■ **SOURCE DATA**:
- - - - - - -

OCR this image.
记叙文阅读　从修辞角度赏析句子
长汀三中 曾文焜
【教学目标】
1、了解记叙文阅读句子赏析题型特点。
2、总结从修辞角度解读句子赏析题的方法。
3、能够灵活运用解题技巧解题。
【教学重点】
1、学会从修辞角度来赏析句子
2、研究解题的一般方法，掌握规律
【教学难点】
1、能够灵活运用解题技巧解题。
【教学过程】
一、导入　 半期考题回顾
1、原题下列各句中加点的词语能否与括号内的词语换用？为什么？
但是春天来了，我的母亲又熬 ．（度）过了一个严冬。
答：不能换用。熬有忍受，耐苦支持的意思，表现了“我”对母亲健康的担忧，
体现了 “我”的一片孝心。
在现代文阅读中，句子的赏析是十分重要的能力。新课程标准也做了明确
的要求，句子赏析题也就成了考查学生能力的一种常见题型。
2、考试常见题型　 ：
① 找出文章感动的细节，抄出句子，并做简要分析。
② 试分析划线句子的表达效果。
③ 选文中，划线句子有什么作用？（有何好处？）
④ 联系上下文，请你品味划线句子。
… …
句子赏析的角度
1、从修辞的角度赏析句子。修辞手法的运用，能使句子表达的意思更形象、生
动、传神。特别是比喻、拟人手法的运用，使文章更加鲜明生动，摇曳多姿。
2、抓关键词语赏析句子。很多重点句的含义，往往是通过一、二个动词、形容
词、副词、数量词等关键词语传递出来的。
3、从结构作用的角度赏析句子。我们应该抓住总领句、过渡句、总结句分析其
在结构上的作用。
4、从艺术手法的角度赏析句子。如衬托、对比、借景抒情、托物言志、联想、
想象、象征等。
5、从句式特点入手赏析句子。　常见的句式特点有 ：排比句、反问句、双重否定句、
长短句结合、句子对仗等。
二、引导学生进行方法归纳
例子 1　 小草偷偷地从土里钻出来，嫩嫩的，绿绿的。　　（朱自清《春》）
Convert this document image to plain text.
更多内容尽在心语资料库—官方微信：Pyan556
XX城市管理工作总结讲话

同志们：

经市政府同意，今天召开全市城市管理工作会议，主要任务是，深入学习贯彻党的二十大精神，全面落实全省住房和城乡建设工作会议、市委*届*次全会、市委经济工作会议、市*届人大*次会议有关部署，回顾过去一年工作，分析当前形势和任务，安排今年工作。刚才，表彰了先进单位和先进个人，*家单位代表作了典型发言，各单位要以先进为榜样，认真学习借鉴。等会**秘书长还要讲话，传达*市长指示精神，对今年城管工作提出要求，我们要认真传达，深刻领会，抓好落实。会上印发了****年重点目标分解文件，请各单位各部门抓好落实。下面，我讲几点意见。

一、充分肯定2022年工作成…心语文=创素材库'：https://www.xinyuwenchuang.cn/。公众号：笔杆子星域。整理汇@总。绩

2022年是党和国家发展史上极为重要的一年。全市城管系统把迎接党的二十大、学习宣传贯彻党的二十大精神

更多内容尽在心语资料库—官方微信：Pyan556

- - - - - - -

■ **WHAT THE EXERCISE ASKS**:
The lines to quote run from the one containing "Convert this document image to plain text." through the final line of the material above; please give them exactly, both ends included, and nothing else.

■ **THE SOLUTION**:
Convert this document image to plain text.
更多内容尽在心语资料库—官方微信：Pyan556
XX城市管理工作总结讲话

同志们：

经市政府同意，今天召开全市城市管理工作会议，主要任务是，深入学习贯彻党的二十大精神，全面落实全省住房和城乡建设工作会议、市委*届*次全会、市委经济工作会议、市*届人大*次会议有关部署，回顾过去一年工作，分析当前形势和任务，安排今年工作。刚才，表彰了先进单位和先进个人，*家单位代表作了典型发言，各单位要以先进为榜样，认真学习借鉴。等会**秘书长还要讲话，传达*市长指示精神，对今年城管工作提出要求，我们要认真传达，深刻领会，抓好落实。会上印发了****年重点目标分解文件，请各单位各部门抓好落实。下面，我讲几点意见。

一、充分肯定2022年工作成…心语文=创素材库'：https://www.xinyuwenchuang.cn/。公众号：笔杆子星域。整理汇@总。绩

2022年是党和国家发展史上极为重要的一年。全市城管系统把迎接党的二十大、学习宣传贯彻党的二十大精神

更多内容尽在心语资料库—官方微信：Pyan556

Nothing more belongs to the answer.